Exercise requirements:
Give back the records below exactly, every one, with no pictures.

The records:
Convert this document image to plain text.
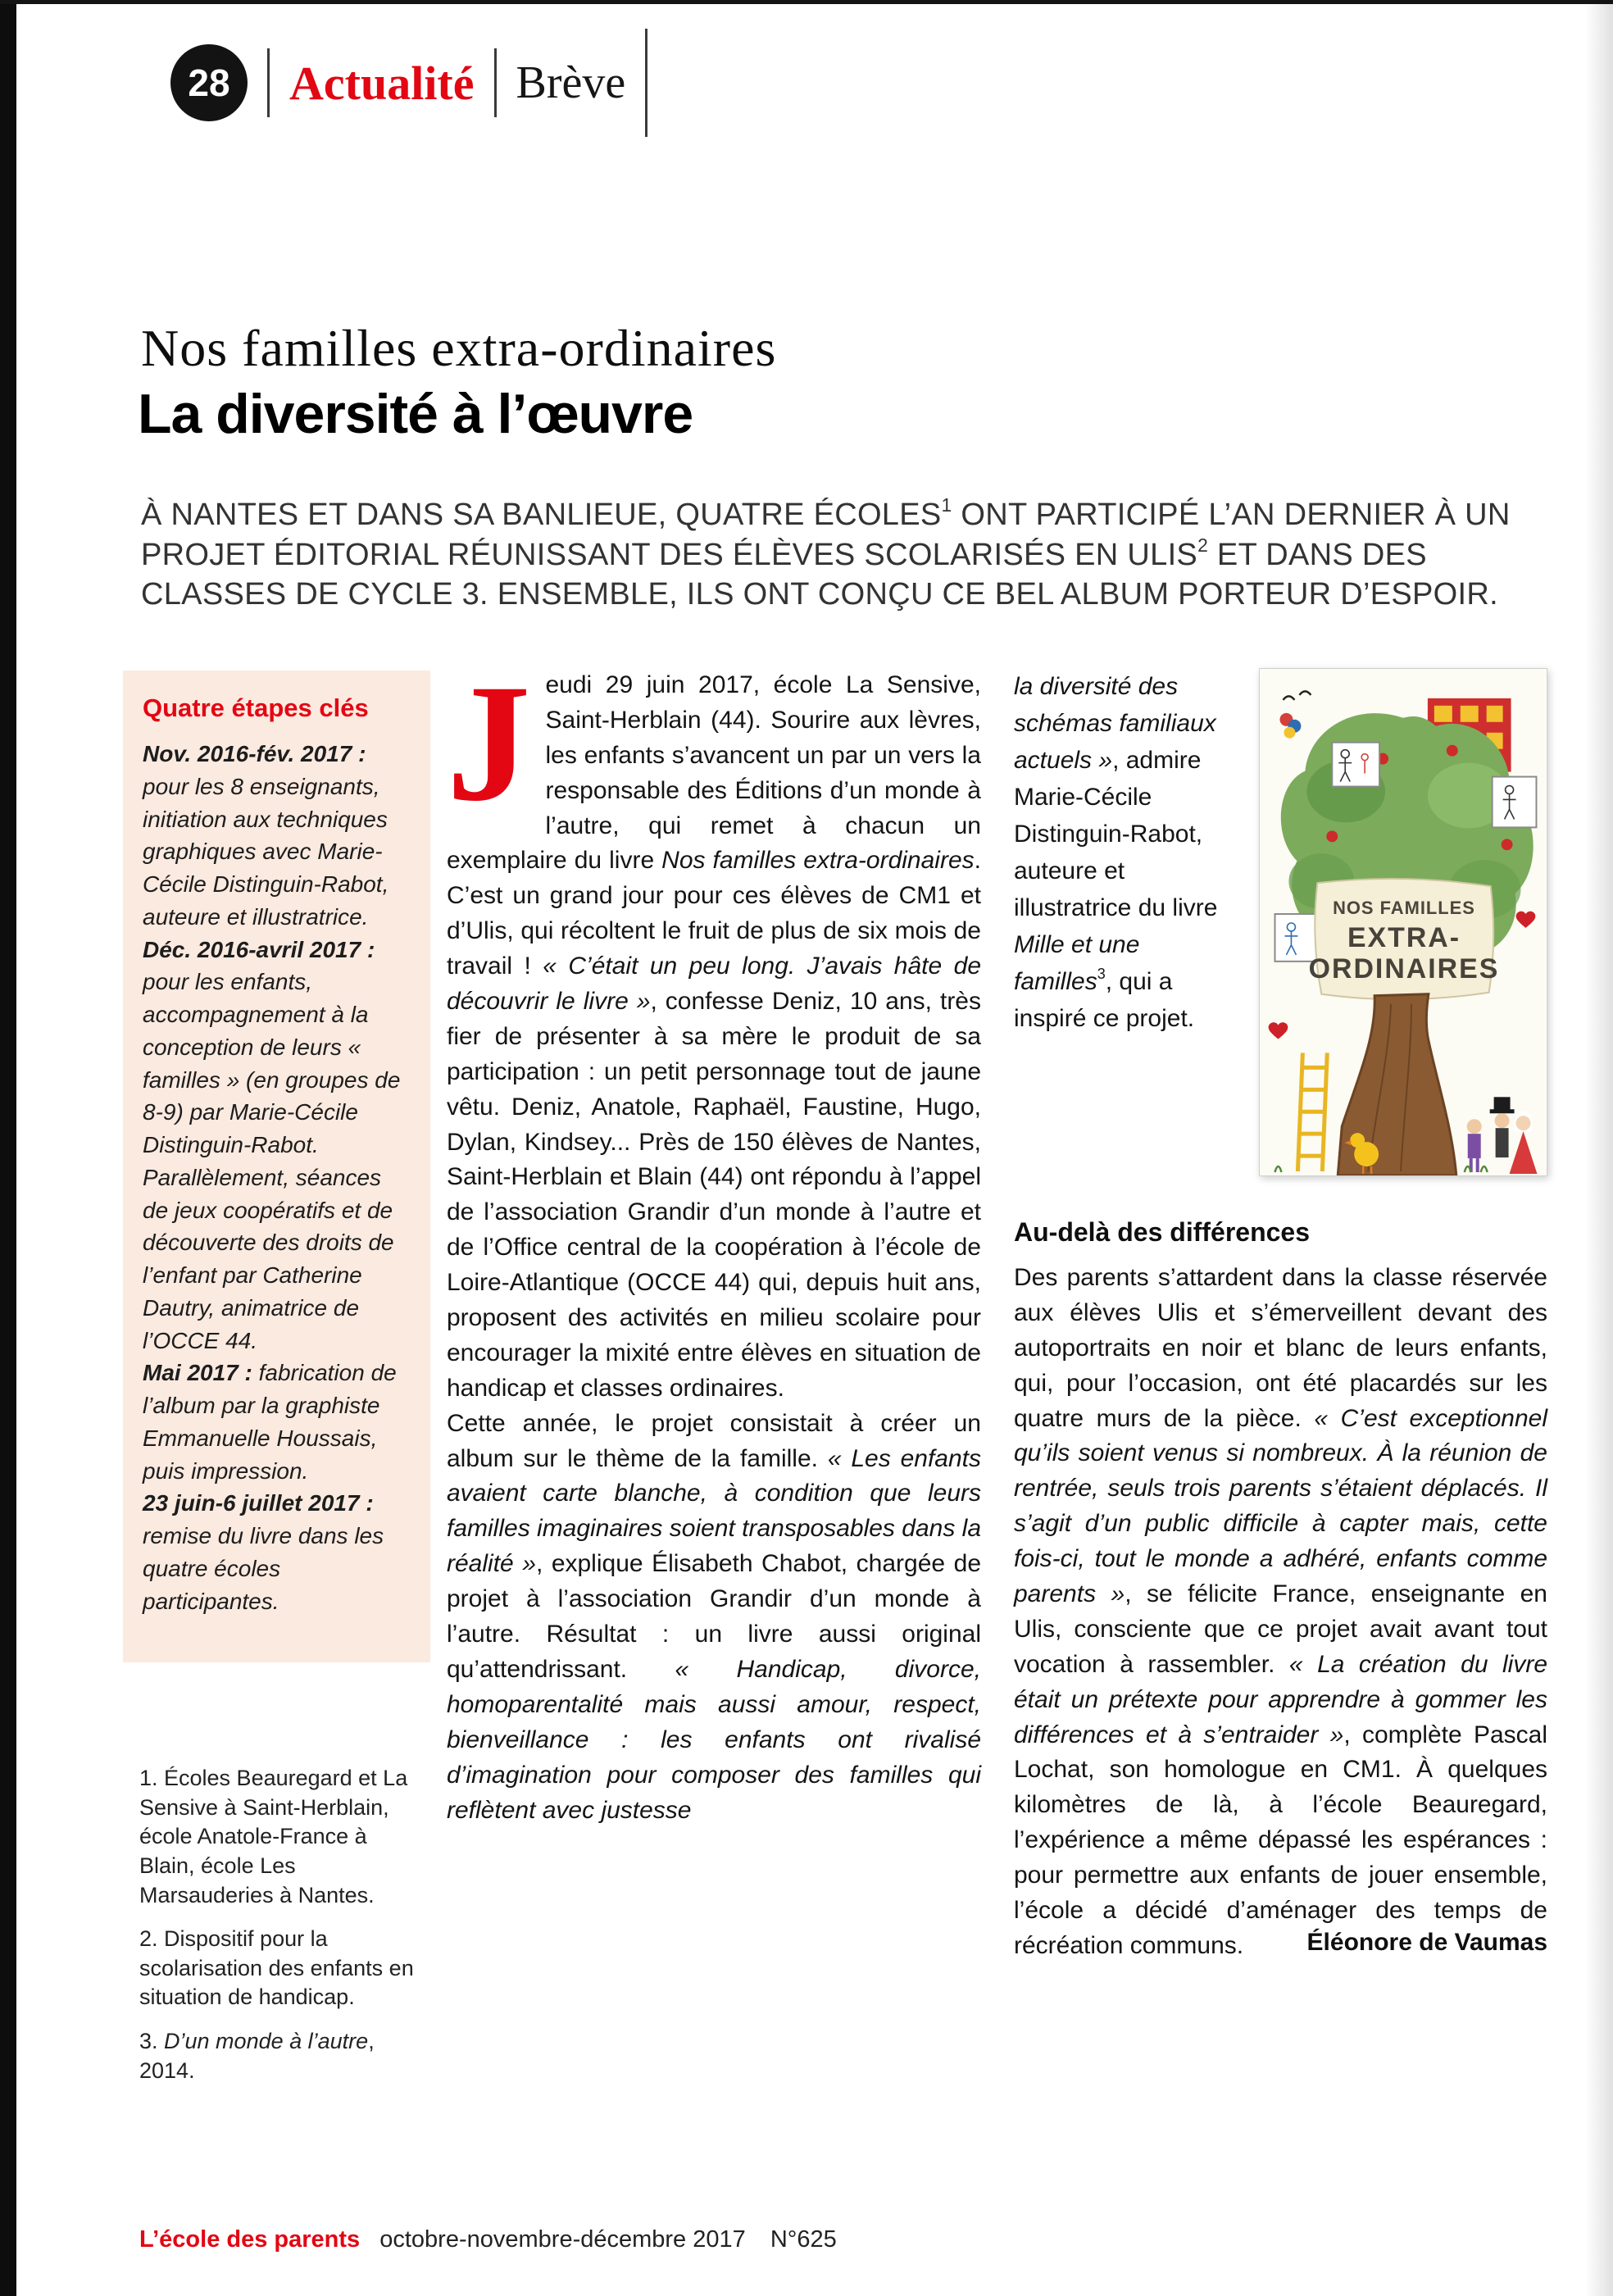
28 Actualité Brève
Nos familles extra-ordinaires
La diversité à l’œuvre

À NANTES ET DANS SA BANLIEUE, QUATRE ÉCOLES$^1$ ONT PARTICIPÉ L’AN DERNIER À UN PROJET ÉDITORIAL RÉUNISSANT DES ÉLÈVES SCOLARISÉS EN ULIS$^2$ ET DANS DES CLASSES DE CYCLE 3. ENSEMBLE, ILS ONT CONÇU CE BEL ALBUM PORTEUR D’ESPOIR.

Quatre étapes clés

Nov. 2016-fév. 2017 : pour les 8 enseignants, initiation aux techniques graphiques avec Marie-Cécile Distinguin-Rabot, auteure et illustratrice.

Déc. 2016-avril 2017 : pour les enfants, accompagnement à la conception de leurs « familles » (en groupes de 8-9) par Marie-Cécile Distinguin-Rabot. Parallèlement, séances de jeux coopératifs et de découverte des droits de l’enfant par Catherine Dautry, animatrice de l’OCCE 44.

Mai 2017 : fabrication de l’album par la graphiste Emmanuelle Houssais, puis impression.

23 juin-6 juillet 2017 : remise du livre dans les quatre écoles participantes.

1. Écoles Beauregard et La Sensive à Saint-Herblain, école Anatole-France à Blain, école Les Marsauderies à Nantes.

2. Dispositif pour la scolarisation des enfants en situation de handicap.

3. D’un monde à l’autre, 2014.

Jeudi 29 juin 2017, école La Sensive, Saint-Herblain (44). Sourire aux lèvres, les enfants s’avancent un par un vers la responsable des Éditions d’un monde à l’autre, qui remet à chacun un exemplaire du livre Nos familles extra-ordinaires. C’est un grand jour pour ces élèves de CM1 et d’Ulis, qui récoltent le fruit de plus de six mois de travail ! « C’était un peu long. J’avais hâte de découvrir le livre », confesse Deniz, 10 ans, très fier de présenter à sa mère le produit de sa participation : un petit personnage tout de jaune vêtu. Deniz, Anatole, Raphaël, Faustine, Hugo, Dylan, Kindsey... Près de 150 élèves de Nantes, Saint-Herblain et Blain (44) ont répondu à l’appel de l’association Grandir d’un monde à l’autre et de l’Office central de la coopération à l’école de Loire-Atlantique (OCCE 44) qui, depuis huit ans, proposent des activités en milieu scolaire pour encourager la mixité entre élèves en situation de handicap et classes ordinaires.

Cette année, le projet consistait à créer un album sur le thème de la famille. « Les enfants avaient carte blanche, à condition que leurs familles imaginaires soient transposables dans la réalité », explique Élisabeth Chabot, chargée de projet à l’association Grandir d’un monde à l’autre. Résultat : un livre aussi original qu’attendrissant. « Handicap, divorce, homoparentalité mais aussi amour, respect, bienveillance : les enfants ont rivalisé d’imagination pour composer des familles qui reflètent avec justesse

la diversité des schémas familiaux actuels », admire Marie-Cécile Distinguin-Rabot, auteure et illustratrice du livre Mille et une familles$^3$, qui a inspiré ce projet.

NOS FAMILLES
EXTRA-
ORDINAIRES
Au-delà des différences

Des parents s’attardent dans la classe réservée aux élèves Ulis et s’émerveillent devant des autoportraits en noir et blanc de leurs enfants, qui, pour l’occasion, ont été placardés sur les quatre murs de la pièce. « C’est exceptionnel qu’ils soient venus si nombreux. À la réunion de rentrée, seuls trois parents s’étaient déplacés. Il s’agit d’un public difficile à capter mais, cette fois-ci, tout le monde a adhéré, enfants comme parents », se félicite France, enseignante en Ulis, consciente que ce projet avait avant tout vocation à rassembler. « La création du livre était un prétexte pour apprendre à gommer les différences et à s’entraider », complète Pascal Lochat, son homologue en CM1. À quelques kilomètres de là, à l’école Beauregard, l’expérience a même dépassé les espérances : pour permettre aux enfants de jouer ensemble, l’école a décidé d’aménager des temps de récréation communs.	Éléonore de Vaumas
L’école des parents octobre-novembre-décembre 2017 N°625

Result:
Convert this document image to plain text.
28 Actualité Brève
Nos familles extra-ordinaires
La diversité à l’œuvre

À NANTES ET DANS SA BANLIEUE, QUATRE ÉCOLES$^1$ ONT PARTICIPÉ L’AN DERNIER À UN PROJET ÉDITORIAL RÉUNISSANT DES ÉLÈVES SCOLARISÉS EN ULIS$^2$ ET DANS DES CLASSES DE CYCLE 3. ENSEMBLE, ILS ONT CONÇU CE BEL ALBUM PORTEUR D’ESPOIR.

Quatre étapes clés

Nov. 2016-fév. 2017 : pour les 8 enseignants, initiation aux techniques graphiques avec Marie-Cécile Distinguin-Rabot, auteure et illustratrice.

Déc. 2016-avril 2017 : pour les enfants, accompagnement à la conception de leurs « familles » (en groupes de 8-9) par Marie-Cécile Distinguin-Rabot. Parallèlement, séances de jeux coopératifs et de découverte des droits de l’enfant par Catherine Dautry, animatrice de l’OCCE 44.

Mai 2017 : fabrication de l’album par la graphiste Emmanuelle Houssais, puis impression.

23 juin-6 juillet 2017 : remise du livre dans les quatre écoles participantes.

1. Écoles Beauregard et La Sensive à Saint-Herblain, école Anatole-France à Blain, école Les Marsauderies à Nantes.

2. Dispositif pour la scolarisation des enfants en situation de handicap.

3. D’un monde à l’autre, 2014.

Jeudi 29 juin 2017, école La Sensive, Saint-Herblain (44). Sourire aux lèvres, les enfants s’avancent un par un vers la responsable des Éditions d’un monde à l’autre, qui remet à chacun un exemplaire du livre Nos familles extra-ordinaires. C’est un grand jour pour ces élèves de CM1 et d’Ulis, qui récoltent le fruit de plus de six mois de travail ! « C’était un peu long. J’avais hâte de découvrir le livre », confesse Deniz, 10 ans, très fier de présenter à sa mère le produit de sa participation : un petit personnage tout de jaune vêtu. Deniz, Anatole, Raphaël, Faustine, Hugo, Dylan, Kindsey... Près de 150 élèves de Nantes, Saint-Herblain et Blain (44) ont répondu à l’appel de l’association Grandir d’un monde à l’autre et de l’Office central de la coopération à l’école de Loire-Atlantique (OCCE 44) qui, depuis huit ans, proposent des activités en milieu scolaire pour encourager la mixité entre élèves en situation de handicap et classes ordinaires.

Cette année, le projet consistait à créer un album sur le thème de la famille. « Les enfants avaient carte blanche, à condition que leurs familles imaginaires soient transposables dans la réalité », explique Élisabeth Chabot, chargée de projet à l’association Grandir d’un monde à l’autre. Résultat : un livre aussi original qu’attendrissant. « Handicap, divorce, homoparentalité mais aussi amour, respect, bienveillance : les enfants ont rivalisé d’imagination pour composer des familles qui reflètent avec justesse

la diversité des schémas familiaux actuels », admire Marie-Cécile Distinguin-Rabot, auteure et illustratrice du livre Mille et une familles$^3$, qui a inspiré ce projet.

NOS FAMILLES
EXTRA-
ORDINAIRES
Au-delà des différences

Des parents s’attardent dans la classe réservée aux élèves Ulis et s’émerveillent devant des autoportraits en noir et blanc de leurs enfants, qui, pour l’occasion, ont été placardés sur les quatre murs de la pièce. « C’est exceptionnel qu’ils soient venus si nombreux. À la réunion de rentrée, seuls trois parents s’étaient déplacés. Il s’agit d’un public difficile à capter mais, cette fois-ci, tout le monde a adhéré, enfants comme parents », se félicite France, enseignante en Ulis, consciente que ce projet avait avant tout vocation à rassembler. « La création du livre était un prétexte pour apprendre à gommer les différences et à s’entraider », complète Pascal Lochat, son homologue en CM1. À quelques kilomètres de là, à l’école Beauregard, l’expérience a même dépassé les espérances : pour permettre aux enfants de jouer ensemble, l’école a décidé d’aménager des temps de récréation communs.	Éléonore de Vaumas
L’école des parents octobre-novembre-décembre 2017 N°625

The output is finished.